=== Instructions for the task ===
Repeat the material in full. Keep every line exactly as it is.

=== Records for the exercise ===
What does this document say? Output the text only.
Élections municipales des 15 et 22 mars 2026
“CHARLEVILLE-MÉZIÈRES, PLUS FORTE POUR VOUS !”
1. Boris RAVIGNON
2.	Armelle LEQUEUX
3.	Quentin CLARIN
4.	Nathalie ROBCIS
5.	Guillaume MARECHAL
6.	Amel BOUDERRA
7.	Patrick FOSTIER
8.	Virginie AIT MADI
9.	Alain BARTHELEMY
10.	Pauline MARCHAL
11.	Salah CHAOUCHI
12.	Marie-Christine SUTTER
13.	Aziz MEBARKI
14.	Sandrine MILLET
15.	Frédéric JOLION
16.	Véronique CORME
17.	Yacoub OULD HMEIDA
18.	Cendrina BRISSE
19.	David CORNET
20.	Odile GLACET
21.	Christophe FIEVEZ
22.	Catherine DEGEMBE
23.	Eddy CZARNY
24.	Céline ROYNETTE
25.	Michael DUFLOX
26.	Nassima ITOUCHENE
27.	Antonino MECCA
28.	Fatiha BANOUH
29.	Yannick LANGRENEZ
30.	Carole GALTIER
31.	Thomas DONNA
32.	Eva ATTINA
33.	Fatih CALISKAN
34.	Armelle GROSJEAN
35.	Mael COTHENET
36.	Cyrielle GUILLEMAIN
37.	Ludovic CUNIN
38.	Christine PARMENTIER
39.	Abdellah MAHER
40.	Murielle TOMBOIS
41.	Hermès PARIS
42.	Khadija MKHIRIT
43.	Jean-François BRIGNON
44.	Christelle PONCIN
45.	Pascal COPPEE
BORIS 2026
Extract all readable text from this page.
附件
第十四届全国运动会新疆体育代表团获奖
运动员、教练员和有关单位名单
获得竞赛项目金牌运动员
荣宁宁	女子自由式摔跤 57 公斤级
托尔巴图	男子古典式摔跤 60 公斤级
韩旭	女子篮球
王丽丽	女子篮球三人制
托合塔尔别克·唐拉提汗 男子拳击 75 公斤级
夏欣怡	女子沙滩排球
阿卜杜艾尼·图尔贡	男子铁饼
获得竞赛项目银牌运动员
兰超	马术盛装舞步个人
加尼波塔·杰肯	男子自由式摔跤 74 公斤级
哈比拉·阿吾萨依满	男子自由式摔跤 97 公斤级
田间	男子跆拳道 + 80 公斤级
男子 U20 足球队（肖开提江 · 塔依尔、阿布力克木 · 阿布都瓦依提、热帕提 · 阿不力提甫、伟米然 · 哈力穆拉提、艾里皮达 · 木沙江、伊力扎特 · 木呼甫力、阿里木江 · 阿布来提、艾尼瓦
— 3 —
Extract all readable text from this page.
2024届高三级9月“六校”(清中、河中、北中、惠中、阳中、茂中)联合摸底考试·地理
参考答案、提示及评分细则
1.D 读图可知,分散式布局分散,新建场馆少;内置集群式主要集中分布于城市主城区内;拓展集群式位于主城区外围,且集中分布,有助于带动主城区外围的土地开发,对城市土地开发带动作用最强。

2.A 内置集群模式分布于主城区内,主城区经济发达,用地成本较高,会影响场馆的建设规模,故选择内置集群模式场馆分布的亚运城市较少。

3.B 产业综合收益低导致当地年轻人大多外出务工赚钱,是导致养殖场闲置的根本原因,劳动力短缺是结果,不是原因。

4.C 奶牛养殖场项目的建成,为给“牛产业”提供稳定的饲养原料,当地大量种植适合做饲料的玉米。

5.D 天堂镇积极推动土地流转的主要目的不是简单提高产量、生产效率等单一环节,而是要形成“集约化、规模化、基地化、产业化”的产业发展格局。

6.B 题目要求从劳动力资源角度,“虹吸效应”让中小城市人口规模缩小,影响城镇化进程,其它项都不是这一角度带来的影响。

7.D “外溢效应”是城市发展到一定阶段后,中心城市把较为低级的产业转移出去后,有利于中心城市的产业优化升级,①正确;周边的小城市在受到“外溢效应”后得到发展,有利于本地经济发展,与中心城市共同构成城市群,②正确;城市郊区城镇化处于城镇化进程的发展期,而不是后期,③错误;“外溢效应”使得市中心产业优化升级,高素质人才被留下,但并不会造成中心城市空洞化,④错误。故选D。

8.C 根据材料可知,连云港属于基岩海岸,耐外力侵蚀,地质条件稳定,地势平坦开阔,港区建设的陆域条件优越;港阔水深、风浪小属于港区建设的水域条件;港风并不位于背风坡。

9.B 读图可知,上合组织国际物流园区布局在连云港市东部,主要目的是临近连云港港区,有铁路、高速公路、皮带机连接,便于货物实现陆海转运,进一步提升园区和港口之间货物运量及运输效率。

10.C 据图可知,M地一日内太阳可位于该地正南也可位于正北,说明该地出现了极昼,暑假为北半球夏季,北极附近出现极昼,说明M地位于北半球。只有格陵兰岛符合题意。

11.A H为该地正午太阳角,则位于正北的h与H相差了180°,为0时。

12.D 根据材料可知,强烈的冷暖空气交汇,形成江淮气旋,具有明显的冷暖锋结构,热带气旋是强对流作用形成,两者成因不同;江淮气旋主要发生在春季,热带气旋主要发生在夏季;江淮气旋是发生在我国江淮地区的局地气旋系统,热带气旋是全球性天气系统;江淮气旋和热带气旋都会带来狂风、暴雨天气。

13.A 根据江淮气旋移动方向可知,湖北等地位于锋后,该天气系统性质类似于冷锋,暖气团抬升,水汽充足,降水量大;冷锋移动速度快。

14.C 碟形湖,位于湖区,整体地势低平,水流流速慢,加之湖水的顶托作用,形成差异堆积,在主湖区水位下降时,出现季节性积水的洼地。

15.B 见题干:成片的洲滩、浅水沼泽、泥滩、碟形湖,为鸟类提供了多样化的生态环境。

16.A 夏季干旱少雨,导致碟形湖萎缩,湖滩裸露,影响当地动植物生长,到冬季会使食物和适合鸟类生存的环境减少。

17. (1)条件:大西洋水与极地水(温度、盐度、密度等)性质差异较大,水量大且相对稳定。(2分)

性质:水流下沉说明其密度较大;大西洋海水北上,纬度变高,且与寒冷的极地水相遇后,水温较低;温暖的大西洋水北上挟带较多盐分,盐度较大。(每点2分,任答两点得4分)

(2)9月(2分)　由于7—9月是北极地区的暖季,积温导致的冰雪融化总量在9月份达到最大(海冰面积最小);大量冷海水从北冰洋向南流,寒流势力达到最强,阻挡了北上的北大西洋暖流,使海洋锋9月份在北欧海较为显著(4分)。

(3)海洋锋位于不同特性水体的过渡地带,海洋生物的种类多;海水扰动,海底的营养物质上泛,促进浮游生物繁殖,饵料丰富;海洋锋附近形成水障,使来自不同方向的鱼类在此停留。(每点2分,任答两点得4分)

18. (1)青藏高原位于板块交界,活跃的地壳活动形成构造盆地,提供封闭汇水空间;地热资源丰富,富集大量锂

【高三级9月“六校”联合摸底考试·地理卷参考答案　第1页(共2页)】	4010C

=== Exercise solution ===
What does this document say? Output the text only.
Élections municipales des 15 et 22 mars 2026
“CHARLEVILLE-MÉZIÈRES, PLUS FORTE POUR VOUS !”
1. Boris RAVIGNON
2.	Armelle LEQUEUX
3.	Quentin CLARIN
4.	Nathalie ROBCIS
5.	Guillaume MARECHAL
6.	Amel BOUDERRA
7.	Patrick FOSTIER
8.	Virginie AIT MADI
9.	Alain BARTHELEMY
10.	Pauline MARCHAL
11.	Salah CHAOUCHI
12.	Marie-Christine SUTTER
13.	Aziz MEBARKI
14.	Sandrine MILLET
15.	Frédéric JOLION
16.	Véronique CORME
17.	Yacoub OULD HMEIDA
18.	Cendrina BRISSE
19.	David CORNET
20.	Odile GLACET
21.	Christophe FIEVEZ
22.	Catherine DEGEMBE
23.	Eddy CZARNY
24.	Céline ROYNETTE
25.	Michael DUFLOX
26.	Nassima ITOUCHENE
27.	Antonino MECCA
28.	Fatiha BANOUH
29.	Yannick LANGRENEZ
30.	Carole GALTIER
31.	Thomas DONNA
32.	Eva ATTINA
33.	Fatih CALISKAN
34.	Armelle GROSJEAN
35.	Mael COTHENET
36.	Cyrielle GUILLEMAIN
37.	Ludovic CUNIN
38.	Christine PARMENTIER
39.	Abdellah MAHER
40.	Murielle TOMBOIS
41.	Hermès PARIS
42.	Khadija MKHIRIT
43.	Jean-François BRIGNON
44.	Christelle PONCIN
45.	Pascal COPPEE
BORIS 2026
Extract all readable text from this page.
附件
第十四届全国运动会新疆体育代表团获奖
运动员、教练员和有关单位名单
获得竞赛项目金牌运动员
荣宁宁	女子自由式摔跤 57 公斤级
托尔巴图	男子古典式摔跤 60 公斤级
韩旭	女子篮球
王丽丽	女子篮球三人制
托合塔尔别克·唐拉提汗 男子拳击 75 公斤级
夏欣怡	女子沙滩排球
阿卜杜艾尼·图尔贡	男子铁饼
获得竞赛项目银牌运动员
兰超	马术盛装舞步个人
加尼波塔·杰肯	男子自由式摔跤 74 公斤级
哈比拉·阿吾萨依满	男子自由式摔跤 97 公斤级
田间	男子跆拳道 + 80 公斤级
男子 U20 足球队（肖开提江 · 塔依尔、阿布力克木 · 阿布都瓦依提、热帕提 · 阿不力提甫、伟米然 · 哈力穆拉提、艾里皮达 · 木沙江、伊力扎特 · 木呼甫力、阿里木江 · 阿布来提、艾尼瓦
— 3 —
Extract all readable text from this page.
2024届高三级9月“六校”(清中、河中、北中、惠中、阳中、茂中)联合摸底考试·地理
参考答案、提示及评分细则
1.D 读图可知,分散式布局分散,新建场馆少;内置集群式主要集中分布于城市主城区内;拓展集群式位于主城区外围,且集中分布,有助于带动主城区外围的土地开发,对城市土地开发带动作用最强。

2.A 内置集群模式分布于主城区内,主城区经济发达,用地成本较高,会影响场馆的建设规模,故选择内置集群模式场馆分布的亚运城市较少。

3.B 产业综合收益低导致当地年轻人大多外出务工赚钱,是导致养殖场闲置的根本原因,劳动力短缺是结果,不是原因。

4.C 奶牛养殖场项目的建成,为给“牛产业”提供稳定的饲养原料,当地大量种植适合做饲料的玉米。

5.D 天堂镇积极推动土地流转的主要目的不是简单提高产量、生产效率等单一环节,而是要形成“集约化、规模化、基地化、产业化”的产业发展格局。

6.B 题目要求从劳动力资源角度,“虹吸效应”让中小城市人口规模缩小,影响城镇化进程,其它项都不是这一角度带来的影响。

7.D “外溢效应”是城市发展到一定阶段后,中心城市把较为低级的产业转移出去后,有利于中心城市的产业优化升级,①正确;周边的小城市在受到“外溢效应”后得到发展,有利于本地经济发展,与中心城市共同构成城市群,②正确;城市郊区城镇化处于城镇化进程的发展期,而不是后期,③错误;“外溢效应”使得市中心产业优化升级,高素质人才被留下,但并不会造成中心城市空洞化,④错误。故选D。

8.C 根据材料可知,连云港属于基岩海岸,耐外力侵蚀,地质条件稳定,地势平坦开阔,港区建设的陆域条件优越;港阔水深、风浪小属于港区建设的水域条件;港风并不位于背风坡。

9.B 读图可知,上合组织国际物流园区布局在连云港市东部,主要目的是临近连云港港区,有铁路、高速公路、皮带机连接,便于货物实现陆海转运,进一步提升园区和港口之间货物运量及运输效率。

10.C 据图可知,M地一日内太阳可位于该地正南也可位于正北,说明该地出现了极昼,暑假为北半球夏季,北极附近出现极昼,说明M地位于北半球。只有格陵兰岛符合题意。

11.A H为该地正午太阳角,则位于正北的h与H相差了180°,为0时。

12.D 根据材料可知,强烈的冷暖空气交汇,形成江淮气旋,具有明显的冷暖锋结构,热带气旋是强对流作用形成,两者成因不同;江淮气旋主要发生在春季,热带气旋主要发生在夏季;江淮气旋是发生在我国江淮地区的局地气旋系统,热带气旋是全球性天气系统;江淮气旋和热带气旋都会带来狂风、暴雨天气。

13.A 根据江淮气旋移动方向可知,湖北等地位于锋后,该天气系统性质类似于冷锋,暖气团抬升,水汽充足,降水量大;冷锋移动速度快。

14.C 碟形湖,位于湖区,整体地势低平,水流流速慢,加之湖水的顶托作用,形成差异堆积,在主湖区水位下降时,出现季节性积水的洼地。

15.B 见题干:成片的洲滩、浅水沼泽、泥滩、碟形湖,为鸟类提供了多样化的生态环境。

16.A 夏季干旱少雨,导致碟形湖萎缩,湖滩裸露,影响当地动植物生长,到冬季会使食物和适合鸟类生存的环境减少。

17. (1)条件:大西洋水与极地水(温度、盐度、密度等)性质差异较大,水量大且相对稳定。(2分)

性质:水流下沉说明其密度较大;大西洋海水北上,纬度变高,且与寒冷的极地水相遇后,水温较低;温暖的大西洋水北上挟带较多盐分,盐度较大。(每点2分,任答两点得4分)

(2)9月(2分)　由于7—9月是北极地区的暖季,积温导致的冰雪融化总量在9月份达到最大(海冰面积最小);大量冷海水从北冰洋向南流,寒流势力达到最强,阻挡了北上的北大西洋暖流,使海洋锋9月份在北欧海较为显著(4分)。

(3)海洋锋位于不同特性水体的过渡地带,海洋生物的种类多;海水扰动,海底的营养物质上泛,促进浮游生物繁殖,饵料丰富;海洋锋附近形成水障,使来自不同方向的鱼类在此停留。(每点2分,任答两点得4分)

18. (1)青藏高原位于板块交界,活跃的地壳活动形成构造盆地,提供封闭汇水空间;地热资源丰富,富集大量锂

【高三级9月“六校”联合摸底考试·地理卷参考答案　第1页(共2页)】	4010C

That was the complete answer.